__TASK DIRECTIONS__.
Reproduce all lines of the listing below in which the word "电子能谱" occurs.

## start DATASET ROWS

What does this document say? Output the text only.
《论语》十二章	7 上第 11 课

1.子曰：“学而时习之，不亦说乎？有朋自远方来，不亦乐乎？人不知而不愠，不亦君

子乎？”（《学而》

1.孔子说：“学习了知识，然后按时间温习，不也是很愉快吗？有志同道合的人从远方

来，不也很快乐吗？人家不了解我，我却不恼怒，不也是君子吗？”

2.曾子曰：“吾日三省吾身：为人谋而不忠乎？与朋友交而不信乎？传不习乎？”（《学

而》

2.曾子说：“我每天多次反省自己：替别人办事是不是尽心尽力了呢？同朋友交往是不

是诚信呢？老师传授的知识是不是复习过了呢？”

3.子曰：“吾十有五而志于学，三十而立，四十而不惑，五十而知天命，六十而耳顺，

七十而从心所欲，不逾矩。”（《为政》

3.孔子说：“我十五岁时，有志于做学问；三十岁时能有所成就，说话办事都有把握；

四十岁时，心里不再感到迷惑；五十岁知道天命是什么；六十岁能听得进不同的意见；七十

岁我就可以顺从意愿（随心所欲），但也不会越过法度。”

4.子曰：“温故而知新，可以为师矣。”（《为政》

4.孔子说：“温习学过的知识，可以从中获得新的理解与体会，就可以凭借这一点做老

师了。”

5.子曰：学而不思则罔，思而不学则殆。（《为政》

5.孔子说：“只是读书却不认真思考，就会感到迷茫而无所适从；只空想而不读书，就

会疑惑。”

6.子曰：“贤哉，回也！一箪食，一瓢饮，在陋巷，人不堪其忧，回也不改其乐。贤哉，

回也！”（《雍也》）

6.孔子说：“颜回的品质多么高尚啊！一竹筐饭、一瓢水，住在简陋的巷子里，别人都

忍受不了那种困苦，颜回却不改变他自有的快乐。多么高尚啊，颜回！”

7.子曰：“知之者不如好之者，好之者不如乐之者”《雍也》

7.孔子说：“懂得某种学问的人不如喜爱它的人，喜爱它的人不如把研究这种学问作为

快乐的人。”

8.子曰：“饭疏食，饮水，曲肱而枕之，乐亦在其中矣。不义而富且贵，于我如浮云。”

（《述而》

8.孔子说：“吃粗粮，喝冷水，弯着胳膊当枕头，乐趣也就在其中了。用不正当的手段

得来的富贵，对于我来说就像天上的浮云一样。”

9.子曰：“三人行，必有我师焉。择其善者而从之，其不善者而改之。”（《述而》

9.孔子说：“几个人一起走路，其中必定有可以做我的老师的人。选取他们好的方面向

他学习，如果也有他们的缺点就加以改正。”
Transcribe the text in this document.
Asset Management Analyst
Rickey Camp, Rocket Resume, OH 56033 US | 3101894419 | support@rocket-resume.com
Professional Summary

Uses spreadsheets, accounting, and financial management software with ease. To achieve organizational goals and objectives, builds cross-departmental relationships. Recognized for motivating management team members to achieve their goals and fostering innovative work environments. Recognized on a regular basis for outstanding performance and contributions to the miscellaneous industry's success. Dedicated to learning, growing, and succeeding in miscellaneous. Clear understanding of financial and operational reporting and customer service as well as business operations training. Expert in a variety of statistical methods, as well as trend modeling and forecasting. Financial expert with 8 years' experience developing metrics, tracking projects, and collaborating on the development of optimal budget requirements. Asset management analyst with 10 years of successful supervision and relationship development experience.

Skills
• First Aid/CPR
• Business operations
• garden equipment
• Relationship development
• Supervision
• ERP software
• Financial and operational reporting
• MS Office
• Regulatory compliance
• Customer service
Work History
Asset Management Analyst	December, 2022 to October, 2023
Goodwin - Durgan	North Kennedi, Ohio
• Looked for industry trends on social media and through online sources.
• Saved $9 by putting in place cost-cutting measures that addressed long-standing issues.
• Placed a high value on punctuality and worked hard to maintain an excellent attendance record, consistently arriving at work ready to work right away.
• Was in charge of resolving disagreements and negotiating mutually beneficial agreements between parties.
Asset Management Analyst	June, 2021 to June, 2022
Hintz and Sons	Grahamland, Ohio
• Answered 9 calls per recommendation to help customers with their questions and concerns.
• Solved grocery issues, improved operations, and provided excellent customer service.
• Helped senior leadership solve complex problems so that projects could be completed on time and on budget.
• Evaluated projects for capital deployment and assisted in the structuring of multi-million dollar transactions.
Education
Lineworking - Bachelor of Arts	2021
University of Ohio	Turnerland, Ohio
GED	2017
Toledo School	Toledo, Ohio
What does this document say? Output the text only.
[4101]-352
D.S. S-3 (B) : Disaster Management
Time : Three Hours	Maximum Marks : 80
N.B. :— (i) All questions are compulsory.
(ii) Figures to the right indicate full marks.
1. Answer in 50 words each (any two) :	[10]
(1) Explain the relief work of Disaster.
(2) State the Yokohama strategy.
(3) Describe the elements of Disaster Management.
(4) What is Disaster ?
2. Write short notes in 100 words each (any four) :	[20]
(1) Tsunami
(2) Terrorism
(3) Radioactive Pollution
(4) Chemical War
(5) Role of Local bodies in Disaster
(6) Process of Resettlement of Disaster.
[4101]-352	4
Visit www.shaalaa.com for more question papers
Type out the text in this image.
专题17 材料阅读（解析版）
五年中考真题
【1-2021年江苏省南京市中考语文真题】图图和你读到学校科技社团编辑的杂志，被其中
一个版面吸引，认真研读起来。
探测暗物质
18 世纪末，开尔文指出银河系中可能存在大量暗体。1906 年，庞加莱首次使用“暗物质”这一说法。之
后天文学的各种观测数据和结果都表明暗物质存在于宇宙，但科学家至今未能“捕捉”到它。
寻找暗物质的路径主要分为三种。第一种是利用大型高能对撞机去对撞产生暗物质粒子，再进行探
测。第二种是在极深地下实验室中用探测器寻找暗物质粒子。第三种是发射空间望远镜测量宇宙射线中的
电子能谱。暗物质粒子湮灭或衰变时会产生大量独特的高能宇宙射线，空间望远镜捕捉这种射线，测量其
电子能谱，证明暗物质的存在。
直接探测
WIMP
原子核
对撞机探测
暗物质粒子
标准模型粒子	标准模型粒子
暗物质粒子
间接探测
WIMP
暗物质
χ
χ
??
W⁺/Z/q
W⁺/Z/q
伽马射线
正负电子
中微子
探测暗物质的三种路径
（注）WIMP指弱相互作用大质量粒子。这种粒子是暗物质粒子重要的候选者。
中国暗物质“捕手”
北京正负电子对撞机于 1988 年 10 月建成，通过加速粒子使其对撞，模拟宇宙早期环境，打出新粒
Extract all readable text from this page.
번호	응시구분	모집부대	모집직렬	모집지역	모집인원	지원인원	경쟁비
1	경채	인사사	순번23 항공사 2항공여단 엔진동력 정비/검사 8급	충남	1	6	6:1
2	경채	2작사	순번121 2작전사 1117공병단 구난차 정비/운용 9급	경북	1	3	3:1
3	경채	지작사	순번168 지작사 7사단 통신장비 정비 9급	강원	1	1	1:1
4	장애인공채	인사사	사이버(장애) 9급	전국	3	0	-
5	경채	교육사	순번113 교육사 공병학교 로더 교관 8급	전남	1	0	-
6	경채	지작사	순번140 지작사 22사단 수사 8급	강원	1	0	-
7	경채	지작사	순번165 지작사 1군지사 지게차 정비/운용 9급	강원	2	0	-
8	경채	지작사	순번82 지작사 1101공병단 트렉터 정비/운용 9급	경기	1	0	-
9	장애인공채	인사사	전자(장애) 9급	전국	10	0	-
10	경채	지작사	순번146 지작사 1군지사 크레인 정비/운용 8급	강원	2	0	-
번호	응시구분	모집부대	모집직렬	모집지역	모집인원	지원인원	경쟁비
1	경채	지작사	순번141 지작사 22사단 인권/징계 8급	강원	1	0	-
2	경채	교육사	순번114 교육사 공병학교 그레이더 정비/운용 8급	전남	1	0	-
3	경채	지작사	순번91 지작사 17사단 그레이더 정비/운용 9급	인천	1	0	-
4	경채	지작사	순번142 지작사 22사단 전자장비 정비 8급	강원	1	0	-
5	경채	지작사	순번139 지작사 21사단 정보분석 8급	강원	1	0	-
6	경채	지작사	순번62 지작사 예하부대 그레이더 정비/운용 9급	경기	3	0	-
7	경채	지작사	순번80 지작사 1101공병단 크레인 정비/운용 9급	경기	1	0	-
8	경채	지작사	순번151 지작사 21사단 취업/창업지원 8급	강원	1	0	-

## end DATASET ROWS

__RESPONSE TO THE TASK__.
电子能谱。暗物质粒子湮灭或衰变时会产生大量独特的高能宇宙射线，空间望远镜捕捉这种射线，测量其
电子能谱，证明暗物质的存在。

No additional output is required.